TASK TO CARRY OUT | Look through the material and copy each line holding "spicy".

Extracted records
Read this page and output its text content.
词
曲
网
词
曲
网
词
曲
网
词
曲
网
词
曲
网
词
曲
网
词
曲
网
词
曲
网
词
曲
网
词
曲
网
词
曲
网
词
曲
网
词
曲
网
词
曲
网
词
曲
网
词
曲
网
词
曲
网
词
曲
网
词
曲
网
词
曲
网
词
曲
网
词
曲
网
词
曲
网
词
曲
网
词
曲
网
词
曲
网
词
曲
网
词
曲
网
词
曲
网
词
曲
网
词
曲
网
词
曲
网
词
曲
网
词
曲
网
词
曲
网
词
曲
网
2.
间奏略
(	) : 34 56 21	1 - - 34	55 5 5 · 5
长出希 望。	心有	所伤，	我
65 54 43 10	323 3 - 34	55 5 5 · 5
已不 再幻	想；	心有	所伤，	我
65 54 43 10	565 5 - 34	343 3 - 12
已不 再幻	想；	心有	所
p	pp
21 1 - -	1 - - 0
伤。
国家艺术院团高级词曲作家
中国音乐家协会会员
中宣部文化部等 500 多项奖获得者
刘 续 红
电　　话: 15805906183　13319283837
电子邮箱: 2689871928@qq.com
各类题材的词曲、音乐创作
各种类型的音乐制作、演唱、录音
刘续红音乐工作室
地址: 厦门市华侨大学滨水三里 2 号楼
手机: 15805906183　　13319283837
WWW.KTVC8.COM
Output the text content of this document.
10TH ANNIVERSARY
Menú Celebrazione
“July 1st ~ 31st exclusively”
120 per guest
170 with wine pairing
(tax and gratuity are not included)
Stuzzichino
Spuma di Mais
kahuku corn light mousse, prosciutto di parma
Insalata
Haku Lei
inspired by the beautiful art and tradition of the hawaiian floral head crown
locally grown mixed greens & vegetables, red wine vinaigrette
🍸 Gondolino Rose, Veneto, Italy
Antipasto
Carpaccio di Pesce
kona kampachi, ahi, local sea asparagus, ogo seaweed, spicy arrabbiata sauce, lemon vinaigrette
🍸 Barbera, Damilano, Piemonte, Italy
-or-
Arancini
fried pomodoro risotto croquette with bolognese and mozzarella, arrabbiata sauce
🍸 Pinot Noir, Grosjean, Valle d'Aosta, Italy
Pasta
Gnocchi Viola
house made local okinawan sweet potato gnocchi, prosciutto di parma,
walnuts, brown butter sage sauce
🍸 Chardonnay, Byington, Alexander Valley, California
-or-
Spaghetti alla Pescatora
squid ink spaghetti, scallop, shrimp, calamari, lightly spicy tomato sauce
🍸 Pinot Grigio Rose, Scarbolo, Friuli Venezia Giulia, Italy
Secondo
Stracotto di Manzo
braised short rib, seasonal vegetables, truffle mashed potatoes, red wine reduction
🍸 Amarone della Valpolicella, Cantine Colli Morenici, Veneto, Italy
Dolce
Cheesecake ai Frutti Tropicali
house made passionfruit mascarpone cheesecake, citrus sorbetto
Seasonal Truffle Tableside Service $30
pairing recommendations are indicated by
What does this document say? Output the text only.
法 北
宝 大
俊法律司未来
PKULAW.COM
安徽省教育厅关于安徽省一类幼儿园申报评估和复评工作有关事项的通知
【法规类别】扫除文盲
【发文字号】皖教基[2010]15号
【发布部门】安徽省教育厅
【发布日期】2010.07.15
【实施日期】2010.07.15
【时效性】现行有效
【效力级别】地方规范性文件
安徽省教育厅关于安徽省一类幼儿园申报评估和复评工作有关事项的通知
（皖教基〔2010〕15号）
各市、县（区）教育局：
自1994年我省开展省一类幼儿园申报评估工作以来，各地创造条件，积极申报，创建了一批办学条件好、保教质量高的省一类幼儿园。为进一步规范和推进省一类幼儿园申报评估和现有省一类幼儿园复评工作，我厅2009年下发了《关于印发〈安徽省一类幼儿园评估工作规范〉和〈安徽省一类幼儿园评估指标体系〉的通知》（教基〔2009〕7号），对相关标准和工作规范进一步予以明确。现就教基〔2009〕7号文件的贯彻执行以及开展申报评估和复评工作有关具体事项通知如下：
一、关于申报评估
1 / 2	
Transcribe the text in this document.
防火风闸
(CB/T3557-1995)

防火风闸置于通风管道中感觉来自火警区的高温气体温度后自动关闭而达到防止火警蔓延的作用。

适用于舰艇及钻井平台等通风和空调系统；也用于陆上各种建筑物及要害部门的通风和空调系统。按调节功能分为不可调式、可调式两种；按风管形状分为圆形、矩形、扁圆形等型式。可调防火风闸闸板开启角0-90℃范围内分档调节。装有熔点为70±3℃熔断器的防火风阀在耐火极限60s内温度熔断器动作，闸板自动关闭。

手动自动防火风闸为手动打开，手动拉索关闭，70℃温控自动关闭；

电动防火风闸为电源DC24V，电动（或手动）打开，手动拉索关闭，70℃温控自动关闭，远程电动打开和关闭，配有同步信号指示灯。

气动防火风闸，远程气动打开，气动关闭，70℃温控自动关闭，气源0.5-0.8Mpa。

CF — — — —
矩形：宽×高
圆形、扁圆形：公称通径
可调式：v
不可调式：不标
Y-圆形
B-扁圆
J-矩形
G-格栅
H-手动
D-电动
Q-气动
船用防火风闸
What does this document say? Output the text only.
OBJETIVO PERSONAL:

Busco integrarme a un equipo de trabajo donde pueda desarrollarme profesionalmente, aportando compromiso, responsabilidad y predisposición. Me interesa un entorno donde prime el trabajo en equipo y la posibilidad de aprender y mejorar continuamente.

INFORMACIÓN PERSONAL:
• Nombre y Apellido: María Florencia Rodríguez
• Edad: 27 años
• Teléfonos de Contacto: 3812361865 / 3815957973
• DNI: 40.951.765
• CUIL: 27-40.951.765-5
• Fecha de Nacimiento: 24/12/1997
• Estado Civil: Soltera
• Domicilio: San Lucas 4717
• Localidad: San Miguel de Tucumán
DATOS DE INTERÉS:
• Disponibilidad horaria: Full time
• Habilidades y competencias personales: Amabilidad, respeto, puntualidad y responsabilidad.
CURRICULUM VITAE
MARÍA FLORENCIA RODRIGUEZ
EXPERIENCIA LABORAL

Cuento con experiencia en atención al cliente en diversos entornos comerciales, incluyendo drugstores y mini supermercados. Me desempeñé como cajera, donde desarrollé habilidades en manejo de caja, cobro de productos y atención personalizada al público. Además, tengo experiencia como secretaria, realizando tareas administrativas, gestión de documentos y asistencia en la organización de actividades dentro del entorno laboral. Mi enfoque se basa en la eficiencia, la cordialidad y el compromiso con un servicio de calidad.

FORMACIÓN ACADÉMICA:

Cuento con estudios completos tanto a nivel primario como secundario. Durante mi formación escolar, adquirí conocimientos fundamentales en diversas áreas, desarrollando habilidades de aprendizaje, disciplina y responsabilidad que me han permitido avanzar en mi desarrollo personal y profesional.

SOLUTION TO THE EXERCISE |
kona kampachi, ahi, local sea asparagus, ogo seaweed, spicy arrabbiata sauce, lemon vinaigrette
squid ink spaghetti, scallop, shrimp, calamari, lightly spicy tomato sauce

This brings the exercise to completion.